(Extracted records)
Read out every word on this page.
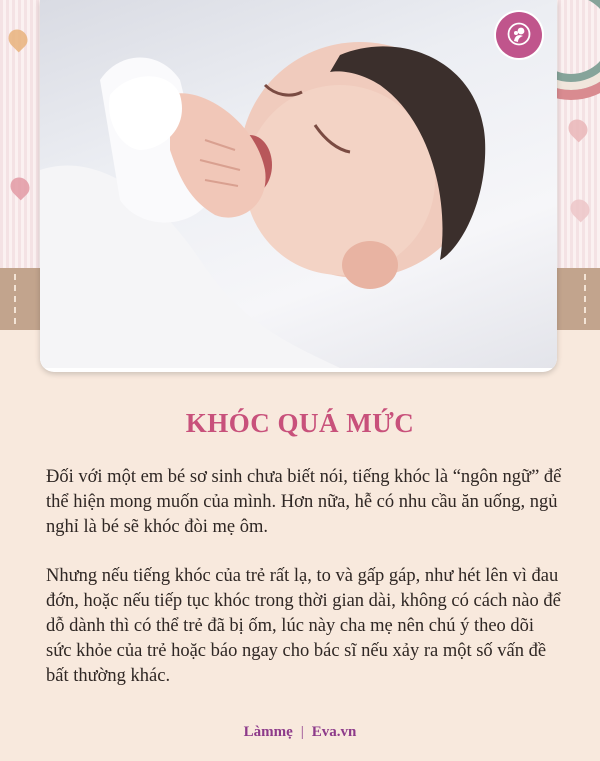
KHÓC QUÁ MỨC

Đối với một em bé sơ sinh chưa biết nói, tiếng khóc là “ngôn ngữ” để thể hiện mong muốn của mình. Hơn nữa, hễ có nhu cầu ăn uống, ngủ nghỉ là bé sẽ khóc đòi mẹ ôm.

Nhưng nếu tiếng khóc của trẻ rất lạ, to và gấp gáp, như hét lên vì đau đớn, hoặc nếu tiếp tục khóc trong thời gian dài, không có cách nào để dỗ dành thì có thể trẻ đã bị ốm, lúc này cha mẹ nên chú ý theo dõi sức khỏe của trẻ hoặc báo ngay cho bác sĩ nếu xảy ra một số vấn đề bất thường khác.

Làmmẹ | Eva.vn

SHORT PROBLEM: Copy out each line word for word, please, skipping the images.

WRITTEN REPLY:
Read out every word on this page.
KHÓC QUÁ MỨC

Đối với một em bé sơ sinh chưa biết nói, tiếng khóc là “ngôn ngữ” để thể hiện mong muốn của mình. Hơn nữa, hễ có nhu cầu ăn uống, ngủ nghỉ là bé sẽ khóc đòi mẹ ôm.

Nhưng nếu tiếng khóc của trẻ rất lạ, to và gấp gáp, như hét lên vì đau đớn, hoặc nếu tiếp tục khóc trong thời gian dài, không có cách nào để dỗ dành thì có thể trẻ đã bị ốm, lúc này cha mẹ nên chú ý theo dõi sức khỏe của trẻ hoặc báo ngay cho bác sĩ nếu xảy ra một số vấn đề bất thường khác.

Làmmẹ | Eva.vn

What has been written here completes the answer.